= STATED EXERCISE =
Pick out every line in the material below that contains the string "stepper", matching case exactly.

———

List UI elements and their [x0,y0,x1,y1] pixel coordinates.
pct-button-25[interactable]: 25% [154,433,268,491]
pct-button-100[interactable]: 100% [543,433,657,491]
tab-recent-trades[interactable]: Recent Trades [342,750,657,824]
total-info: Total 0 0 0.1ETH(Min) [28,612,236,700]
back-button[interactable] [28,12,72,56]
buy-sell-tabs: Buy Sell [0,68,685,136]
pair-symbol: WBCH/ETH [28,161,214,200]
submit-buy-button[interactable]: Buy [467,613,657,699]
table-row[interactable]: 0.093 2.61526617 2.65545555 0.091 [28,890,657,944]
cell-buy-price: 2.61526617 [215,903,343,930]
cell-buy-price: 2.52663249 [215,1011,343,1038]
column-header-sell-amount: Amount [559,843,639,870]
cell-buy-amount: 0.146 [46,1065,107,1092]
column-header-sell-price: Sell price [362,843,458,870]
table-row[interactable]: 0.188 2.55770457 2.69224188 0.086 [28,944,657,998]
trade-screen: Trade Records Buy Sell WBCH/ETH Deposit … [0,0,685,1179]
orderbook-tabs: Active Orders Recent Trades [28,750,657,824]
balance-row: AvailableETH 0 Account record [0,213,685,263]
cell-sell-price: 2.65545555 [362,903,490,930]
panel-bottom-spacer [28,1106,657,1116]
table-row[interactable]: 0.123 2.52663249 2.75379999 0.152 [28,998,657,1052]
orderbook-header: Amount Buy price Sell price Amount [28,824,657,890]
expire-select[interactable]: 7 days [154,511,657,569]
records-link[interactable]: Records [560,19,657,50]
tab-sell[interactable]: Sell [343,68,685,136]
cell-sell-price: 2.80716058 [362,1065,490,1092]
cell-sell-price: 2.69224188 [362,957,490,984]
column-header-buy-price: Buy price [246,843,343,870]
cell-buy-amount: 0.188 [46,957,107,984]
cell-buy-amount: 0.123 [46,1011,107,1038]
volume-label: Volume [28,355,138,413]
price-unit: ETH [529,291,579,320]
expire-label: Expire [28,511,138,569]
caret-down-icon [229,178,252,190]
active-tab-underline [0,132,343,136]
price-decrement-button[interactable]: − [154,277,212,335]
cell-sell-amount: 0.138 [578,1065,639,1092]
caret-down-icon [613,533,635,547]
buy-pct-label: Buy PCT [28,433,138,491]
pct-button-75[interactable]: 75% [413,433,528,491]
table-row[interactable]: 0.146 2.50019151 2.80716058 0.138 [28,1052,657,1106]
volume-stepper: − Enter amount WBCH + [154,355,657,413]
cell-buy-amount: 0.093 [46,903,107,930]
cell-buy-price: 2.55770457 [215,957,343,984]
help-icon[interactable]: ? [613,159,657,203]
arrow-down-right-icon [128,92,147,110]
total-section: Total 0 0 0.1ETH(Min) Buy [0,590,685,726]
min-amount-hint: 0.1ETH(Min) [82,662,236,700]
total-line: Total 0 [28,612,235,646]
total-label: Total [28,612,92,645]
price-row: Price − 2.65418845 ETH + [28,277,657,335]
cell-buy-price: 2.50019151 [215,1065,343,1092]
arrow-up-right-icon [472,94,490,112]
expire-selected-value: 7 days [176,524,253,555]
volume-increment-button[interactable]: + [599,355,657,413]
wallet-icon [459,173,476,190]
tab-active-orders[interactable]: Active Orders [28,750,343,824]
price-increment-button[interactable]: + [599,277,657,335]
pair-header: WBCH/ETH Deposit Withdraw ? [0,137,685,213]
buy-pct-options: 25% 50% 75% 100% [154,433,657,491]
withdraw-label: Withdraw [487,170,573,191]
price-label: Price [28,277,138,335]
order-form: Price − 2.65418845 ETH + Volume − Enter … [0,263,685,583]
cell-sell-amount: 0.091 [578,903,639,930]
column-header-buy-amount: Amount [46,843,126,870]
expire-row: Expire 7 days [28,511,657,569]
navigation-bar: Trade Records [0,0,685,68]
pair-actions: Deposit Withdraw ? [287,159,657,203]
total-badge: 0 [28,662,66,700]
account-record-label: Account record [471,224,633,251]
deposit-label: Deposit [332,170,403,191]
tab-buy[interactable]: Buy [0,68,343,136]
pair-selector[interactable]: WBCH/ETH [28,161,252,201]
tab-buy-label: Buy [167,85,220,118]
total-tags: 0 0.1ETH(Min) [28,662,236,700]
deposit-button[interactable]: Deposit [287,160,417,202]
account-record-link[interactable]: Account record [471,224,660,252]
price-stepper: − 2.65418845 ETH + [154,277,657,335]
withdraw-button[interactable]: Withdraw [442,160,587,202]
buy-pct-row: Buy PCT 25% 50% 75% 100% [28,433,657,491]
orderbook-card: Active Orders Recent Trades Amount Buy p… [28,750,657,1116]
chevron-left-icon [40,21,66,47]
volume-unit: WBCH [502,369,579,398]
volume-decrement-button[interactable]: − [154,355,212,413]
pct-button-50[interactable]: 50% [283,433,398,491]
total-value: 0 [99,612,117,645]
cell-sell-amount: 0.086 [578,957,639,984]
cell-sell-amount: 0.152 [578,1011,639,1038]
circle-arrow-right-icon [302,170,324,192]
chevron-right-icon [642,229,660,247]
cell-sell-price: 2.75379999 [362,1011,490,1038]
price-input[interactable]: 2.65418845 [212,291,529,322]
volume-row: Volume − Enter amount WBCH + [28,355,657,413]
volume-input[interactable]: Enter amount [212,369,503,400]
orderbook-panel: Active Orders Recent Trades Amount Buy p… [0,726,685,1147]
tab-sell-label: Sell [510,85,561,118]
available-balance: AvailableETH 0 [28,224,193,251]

———

= FINAL RESULT =
volume-stepper: − Enter amount WBCH + [154,355,657,413]
price-stepper: − 2.65418845 ETH + [154,277,657,335]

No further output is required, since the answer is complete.